__Work to be completed__.
Copy each line containing the word "умножения" from the records that follow, please.

__Raw records__.
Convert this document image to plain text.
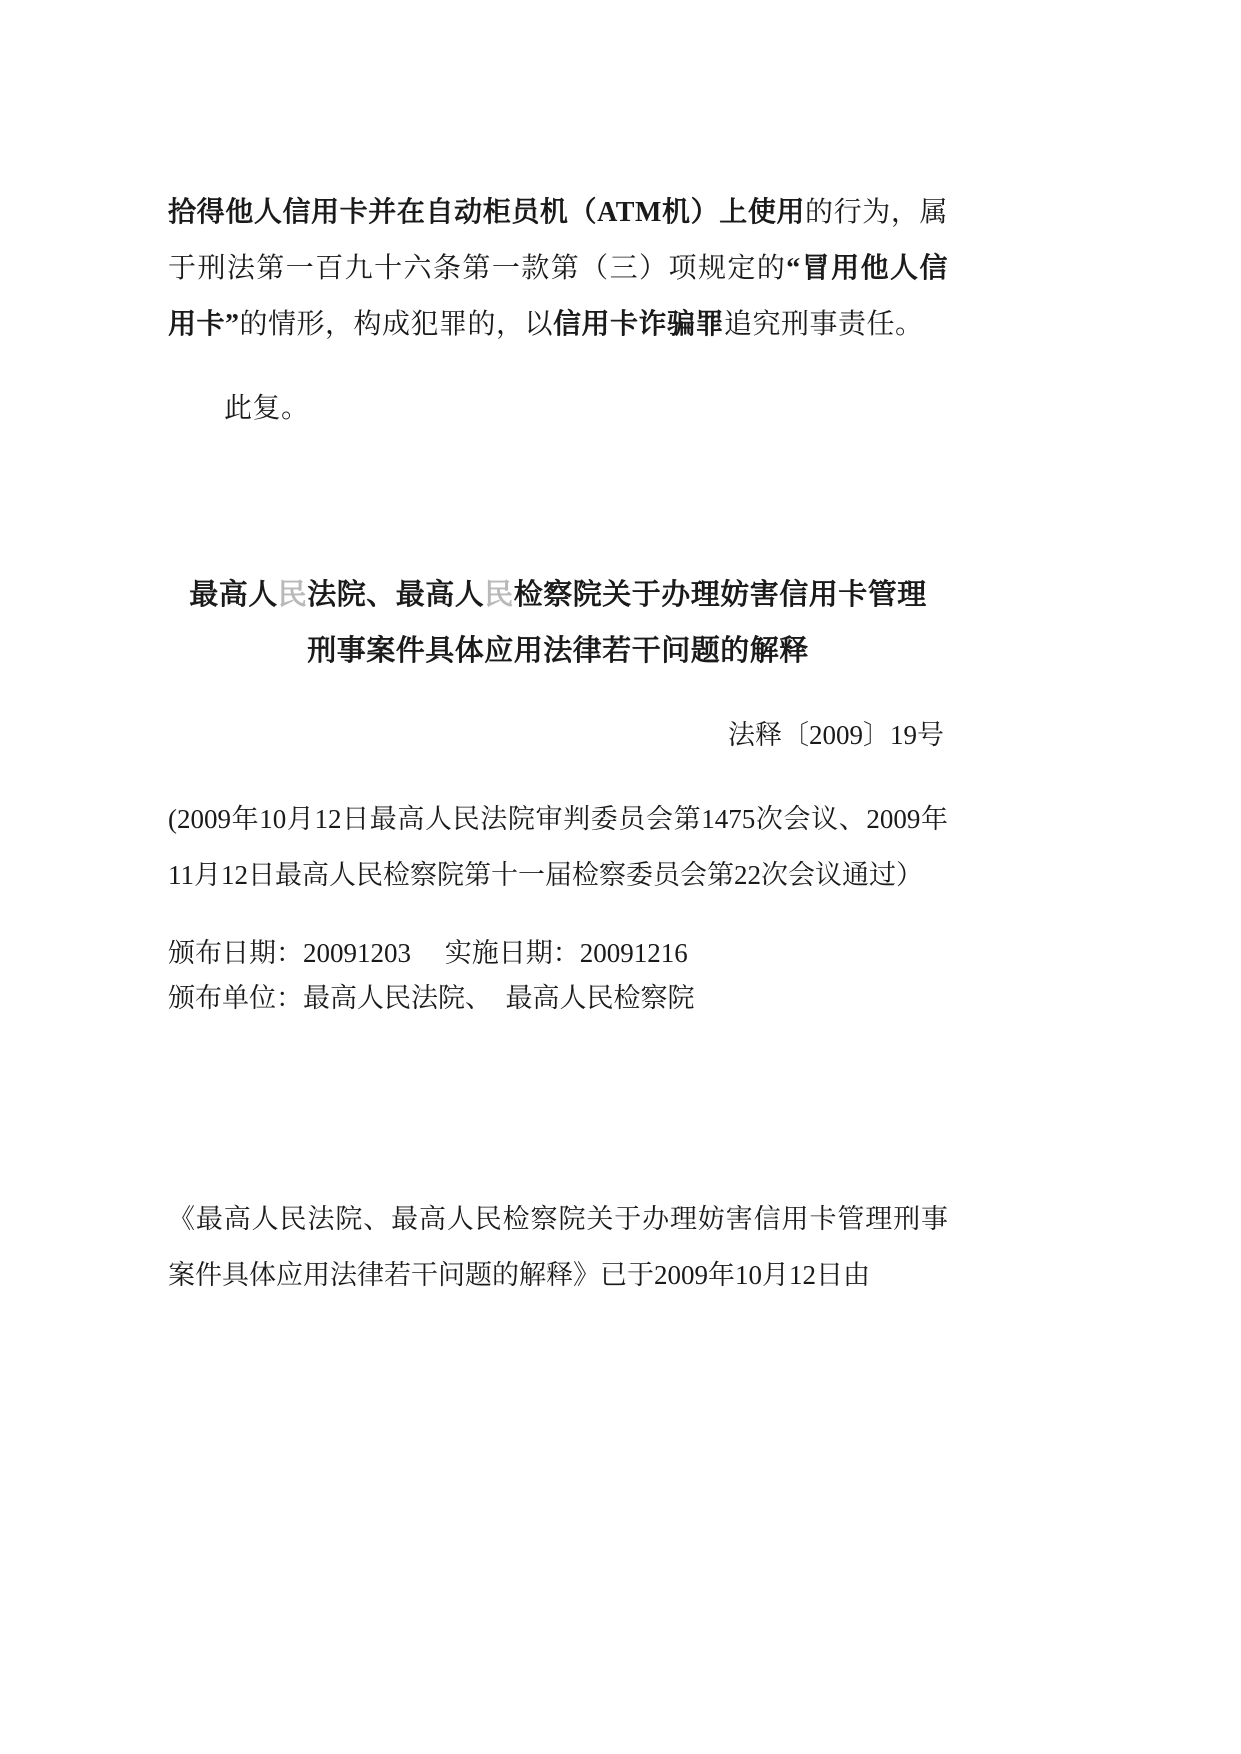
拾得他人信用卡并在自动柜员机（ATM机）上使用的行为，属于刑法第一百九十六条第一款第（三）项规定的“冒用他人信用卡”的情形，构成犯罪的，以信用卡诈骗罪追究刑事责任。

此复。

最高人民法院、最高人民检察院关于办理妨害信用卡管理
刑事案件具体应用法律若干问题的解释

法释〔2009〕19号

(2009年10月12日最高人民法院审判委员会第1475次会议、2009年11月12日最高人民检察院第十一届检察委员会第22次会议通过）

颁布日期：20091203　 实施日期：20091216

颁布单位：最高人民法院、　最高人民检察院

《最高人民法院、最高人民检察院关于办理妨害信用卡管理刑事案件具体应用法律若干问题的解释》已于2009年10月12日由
--
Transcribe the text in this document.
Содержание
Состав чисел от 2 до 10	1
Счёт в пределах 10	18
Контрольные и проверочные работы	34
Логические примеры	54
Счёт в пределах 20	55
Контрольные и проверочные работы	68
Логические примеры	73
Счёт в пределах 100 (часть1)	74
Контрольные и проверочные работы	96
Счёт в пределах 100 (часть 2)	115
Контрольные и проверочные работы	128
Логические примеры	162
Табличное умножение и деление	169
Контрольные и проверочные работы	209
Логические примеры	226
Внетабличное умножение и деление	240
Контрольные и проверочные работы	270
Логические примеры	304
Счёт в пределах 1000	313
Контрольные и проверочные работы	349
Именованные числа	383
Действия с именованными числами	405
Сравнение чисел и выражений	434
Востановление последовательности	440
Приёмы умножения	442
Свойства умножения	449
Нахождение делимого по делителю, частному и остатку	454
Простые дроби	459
==
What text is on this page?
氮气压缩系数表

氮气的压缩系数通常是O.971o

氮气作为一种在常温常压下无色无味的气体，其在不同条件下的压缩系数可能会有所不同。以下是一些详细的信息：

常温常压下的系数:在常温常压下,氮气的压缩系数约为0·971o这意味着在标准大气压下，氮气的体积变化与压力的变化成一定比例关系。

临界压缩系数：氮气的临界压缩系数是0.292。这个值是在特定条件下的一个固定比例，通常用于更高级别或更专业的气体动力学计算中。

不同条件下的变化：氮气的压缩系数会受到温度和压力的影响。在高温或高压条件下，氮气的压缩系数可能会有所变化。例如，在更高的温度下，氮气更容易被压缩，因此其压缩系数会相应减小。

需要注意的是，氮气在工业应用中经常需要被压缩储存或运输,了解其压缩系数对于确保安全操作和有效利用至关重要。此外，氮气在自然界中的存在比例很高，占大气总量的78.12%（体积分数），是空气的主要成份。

__Written solution__.
Приёмы умножения	442
Свойства умножения	449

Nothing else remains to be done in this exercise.